Please print all of the material below, word for word.

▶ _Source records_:
--- BEGIN ---

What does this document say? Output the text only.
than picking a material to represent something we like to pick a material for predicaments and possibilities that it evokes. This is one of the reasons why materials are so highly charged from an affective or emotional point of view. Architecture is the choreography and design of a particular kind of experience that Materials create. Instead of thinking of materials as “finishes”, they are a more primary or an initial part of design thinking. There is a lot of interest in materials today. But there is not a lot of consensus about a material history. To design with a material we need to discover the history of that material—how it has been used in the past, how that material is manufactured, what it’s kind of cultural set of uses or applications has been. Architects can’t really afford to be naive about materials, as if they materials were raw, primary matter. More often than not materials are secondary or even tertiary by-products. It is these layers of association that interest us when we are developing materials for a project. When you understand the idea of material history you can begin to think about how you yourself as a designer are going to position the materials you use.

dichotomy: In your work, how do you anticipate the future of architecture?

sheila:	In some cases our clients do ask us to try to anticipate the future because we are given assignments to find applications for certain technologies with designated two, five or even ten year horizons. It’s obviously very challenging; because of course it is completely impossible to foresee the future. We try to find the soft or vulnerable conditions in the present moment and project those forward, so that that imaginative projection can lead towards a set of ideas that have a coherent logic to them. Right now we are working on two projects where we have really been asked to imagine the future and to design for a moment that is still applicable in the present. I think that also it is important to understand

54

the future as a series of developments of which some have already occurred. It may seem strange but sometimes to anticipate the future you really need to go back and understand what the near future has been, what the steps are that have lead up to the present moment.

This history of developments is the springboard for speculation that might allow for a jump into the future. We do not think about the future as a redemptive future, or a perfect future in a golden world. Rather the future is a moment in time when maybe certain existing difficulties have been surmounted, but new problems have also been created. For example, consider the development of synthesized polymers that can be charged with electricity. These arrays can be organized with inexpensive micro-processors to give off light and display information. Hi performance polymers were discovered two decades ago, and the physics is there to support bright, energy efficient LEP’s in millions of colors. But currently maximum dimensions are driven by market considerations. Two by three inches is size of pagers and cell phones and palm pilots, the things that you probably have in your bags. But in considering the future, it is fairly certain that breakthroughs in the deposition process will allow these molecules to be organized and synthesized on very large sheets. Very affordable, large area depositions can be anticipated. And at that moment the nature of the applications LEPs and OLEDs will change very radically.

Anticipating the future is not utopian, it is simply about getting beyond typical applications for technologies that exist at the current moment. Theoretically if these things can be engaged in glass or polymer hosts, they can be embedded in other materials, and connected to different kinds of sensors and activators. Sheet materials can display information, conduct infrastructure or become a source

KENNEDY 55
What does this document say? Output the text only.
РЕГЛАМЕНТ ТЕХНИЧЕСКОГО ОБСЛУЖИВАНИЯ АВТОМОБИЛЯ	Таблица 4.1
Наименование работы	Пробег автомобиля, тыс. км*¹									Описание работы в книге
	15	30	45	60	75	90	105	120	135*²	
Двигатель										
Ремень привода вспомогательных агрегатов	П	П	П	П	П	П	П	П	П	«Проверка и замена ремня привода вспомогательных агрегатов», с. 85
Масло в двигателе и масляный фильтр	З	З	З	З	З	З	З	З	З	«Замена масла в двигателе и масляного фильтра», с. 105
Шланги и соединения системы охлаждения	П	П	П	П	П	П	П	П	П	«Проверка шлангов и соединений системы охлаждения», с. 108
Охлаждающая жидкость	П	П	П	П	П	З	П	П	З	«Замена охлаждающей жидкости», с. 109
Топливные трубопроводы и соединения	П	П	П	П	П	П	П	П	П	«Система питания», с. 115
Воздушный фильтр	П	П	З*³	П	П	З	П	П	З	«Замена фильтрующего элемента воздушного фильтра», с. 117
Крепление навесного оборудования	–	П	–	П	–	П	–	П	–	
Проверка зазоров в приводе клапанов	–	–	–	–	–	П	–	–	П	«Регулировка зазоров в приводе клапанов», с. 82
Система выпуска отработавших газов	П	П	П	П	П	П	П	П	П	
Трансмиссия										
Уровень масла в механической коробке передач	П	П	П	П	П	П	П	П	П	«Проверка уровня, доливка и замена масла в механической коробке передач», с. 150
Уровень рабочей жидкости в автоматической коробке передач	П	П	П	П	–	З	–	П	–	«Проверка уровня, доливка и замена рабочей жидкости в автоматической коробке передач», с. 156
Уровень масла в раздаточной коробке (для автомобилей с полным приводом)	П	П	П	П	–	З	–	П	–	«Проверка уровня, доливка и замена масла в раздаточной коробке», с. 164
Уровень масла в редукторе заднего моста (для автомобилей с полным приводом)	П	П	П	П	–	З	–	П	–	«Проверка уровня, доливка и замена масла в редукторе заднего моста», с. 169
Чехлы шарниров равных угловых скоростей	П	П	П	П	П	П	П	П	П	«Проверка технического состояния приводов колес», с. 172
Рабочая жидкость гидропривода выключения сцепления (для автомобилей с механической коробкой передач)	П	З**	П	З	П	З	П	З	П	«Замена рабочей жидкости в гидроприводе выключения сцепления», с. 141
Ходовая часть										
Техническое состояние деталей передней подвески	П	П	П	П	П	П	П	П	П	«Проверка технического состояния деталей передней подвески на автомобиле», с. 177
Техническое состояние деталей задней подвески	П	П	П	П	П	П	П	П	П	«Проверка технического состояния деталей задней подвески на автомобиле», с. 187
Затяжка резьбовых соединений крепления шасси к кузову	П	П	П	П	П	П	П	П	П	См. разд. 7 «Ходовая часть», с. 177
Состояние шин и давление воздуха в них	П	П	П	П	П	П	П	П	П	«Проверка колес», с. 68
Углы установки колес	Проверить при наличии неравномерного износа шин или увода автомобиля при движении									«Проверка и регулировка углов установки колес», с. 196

--- END ---

▶ _SOLUTION TO THIS PROBLEM_:
What does this document say? Output the text only.
than picking a material to represent something we like to pick a material for predicaments and possibilities that it evokes. This is one of the reasons why materials are so highly charged from an affective or emotional point of view. Architecture is the choreography and design of a particular kind of experience that Materials create. Instead of thinking of materials as “finishes”, they are a more primary or an initial part of design thinking. There is a lot of interest in materials today. But there is not a lot of consensus about a material history. To design with a material we need to discover the history of that material—how it has been used in the past, how that material is manufactured, what it’s kind of cultural set of uses or applications has been. Architects can’t really afford to be naive about materials, as if they materials were raw, primary matter. More often than not materials are secondary or even tertiary by-products. It is these layers of association that interest us when we are developing materials for a project. When you understand the idea of material history you can begin to think about how you yourself as a designer are going to position the materials you use.

dichotomy: In your work, how do you anticipate the future of architecture?

sheila:	In some cases our clients do ask us to try to anticipate the future because we are given assignments to find applications for certain technologies with designated two, five or even ten year horizons. It’s obviously very challenging; because of course it is completely impossible to foresee the future. We try to find the soft or vulnerable conditions in the present moment and project those forward, so that that imaginative projection can lead towards a set of ideas that have a coherent logic to them. Right now we are working on two projects where we have really been asked to imagine the future and to design for a moment that is still applicable in the present. I think that also it is important to understand

54

the future as a series of developments of which some have already occurred. It may seem strange but sometimes to anticipate the future you really need to go back and understand what the near future has been, what the steps are that have lead up to the present moment.

This history of developments is the springboard for speculation that might allow for a jump into the future. We do not think about the future as a redemptive future, or a perfect future in a golden world. Rather the future is a moment in time when maybe certain existing difficulties have been surmounted, but new problems have also been created. For example, consider the development of synthesized polymers that can be charged with electricity. These arrays can be organized with inexpensive micro-processors to give off light and display information. Hi performance polymers were discovered two decades ago, and the physics is there to support bright, energy efficient LEP’s in millions of colors. But currently maximum dimensions are driven by market considerations. Two by three inches is size of pagers and cell phones and palm pilots, the things that you probably have in your bags. But in considering the future, it is fairly certain that breakthroughs in the deposition process will allow these molecules to be organized and synthesized on very large sheets. Very affordable, large area depositions can be anticipated. And at that moment the nature of the applications LEPs and OLEDs will change very radically.

Anticipating the future is not utopian, it is simply about getting beyond typical applications for technologies that exist at the current moment. Theoretically if these things can be engaged in glass or polymer hosts, they can be embedded in other materials, and connected to different kinds of sensors and activators. Sheet materials can display information, conduct infrastructure or become a source

KENNEDY 55
What does this document say? Output the text only.
РЕГЛАМЕНТ ТЕХНИЧЕСКОГО ОБСЛУЖИВАНИЯ АВТОМОБИЛЯ	Таблица 4.1
Наименование работы	Пробег автомобиля, тыс. км*¹									Описание работы в книге
	15	30	45	60	75	90	105	120	135*²	
Двигатель										
Ремень привода вспомогательных агрегатов	П	П	П	П	П	П	П	П	П	«Проверка и замена ремня привода вспомогательных агрегатов», с. 85
Масло в двигателе и масляный фильтр	З	З	З	З	З	З	З	З	З	«Замена масла в двигателе и масляного фильтра», с. 105
Шланги и соединения системы охлаждения	П	П	П	П	П	П	П	П	П	«Проверка шлангов и соединений системы охлаждения», с. 108
Охлаждающая жидкость	П	П	П	П	П	З	П	П	З	«Замена охлаждающей жидкости», с. 109
Топливные трубопроводы и соединения	П	П	П	П	П	П	П	П	П	«Система питания», с. 115
Воздушный фильтр	П	П	З*³	П	П	З	П	П	З	«Замена фильтрующего элемента воздушного фильтра», с. 117
Крепление навесного оборудования	–	П	–	П	–	П	–	П	–	
Проверка зазоров в приводе клапанов	–	–	–	–	–	П	–	–	П	«Регулировка зазоров в приводе клапанов», с. 82
Система выпуска отработавших газов	П	П	П	П	П	П	П	П	П	
Трансмиссия										
Уровень масла в механической коробке передач	П	П	П	П	П	П	П	П	П	«Проверка уровня, доливка и замена масла в механической коробке передач», с. 150
Уровень рабочей жидкости в автоматической коробке передач	П	П	П	П	–	З	–	П	–	«Проверка уровня, доливка и замена рабочей жидкости в автоматической коробке передач», с. 156
Уровень масла в раздаточной коробке (для автомобилей с полным приводом)	П	П	П	П	–	З	–	П	–	«Проверка уровня, доливка и замена масла в раздаточной коробке», с. 164
Уровень масла в редукторе заднего моста (для автомобилей с полным приводом)	П	П	П	П	–	З	–	П	–	«Проверка уровня, доливка и замена масла в редукторе заднего моста», с. 169
Чехлы шарниров равных угловых скоростей	П	П	П	П	П	П	П	П	П	«Проверка технического состояния приводов колес», с. 172
Рабочая жидкость гидропривода выключения сцепления (для автомобилей с механической коробкой передач)	П	З**	П	З	П	З	П	З	П	«Замена рабочей жидкости в гидроприводе выключения сцепления», с. 141
Ходовая часть										
Техническое состояние деталей передней подвески	П	П	П	П	П	П	П	П	П	«Проверка технического состояния деталей передней подвески на автомобиле», с. 177
Техническое состояние деталей задней подвески	П	П	П	П	П	П	П	П	П	«Проверка технического состояния деталей задней подвески на автомобиле», с. 187
Затяжка резьбовых соединений крепления шасси к кузову	П	П	П	П	П	П	П	П	П	См. разд. 7 «Ходовая часть», с. 177
Состояние шин и давление воздуха в них	П	П	П	П	П	П	П	П	П	«Проверка колес», с. 68
Углы установки колес	Проверить при наличии неравномерного износа шин или увода автомобиля при движении									«Проверка и регулировка углов установки колес», с. 196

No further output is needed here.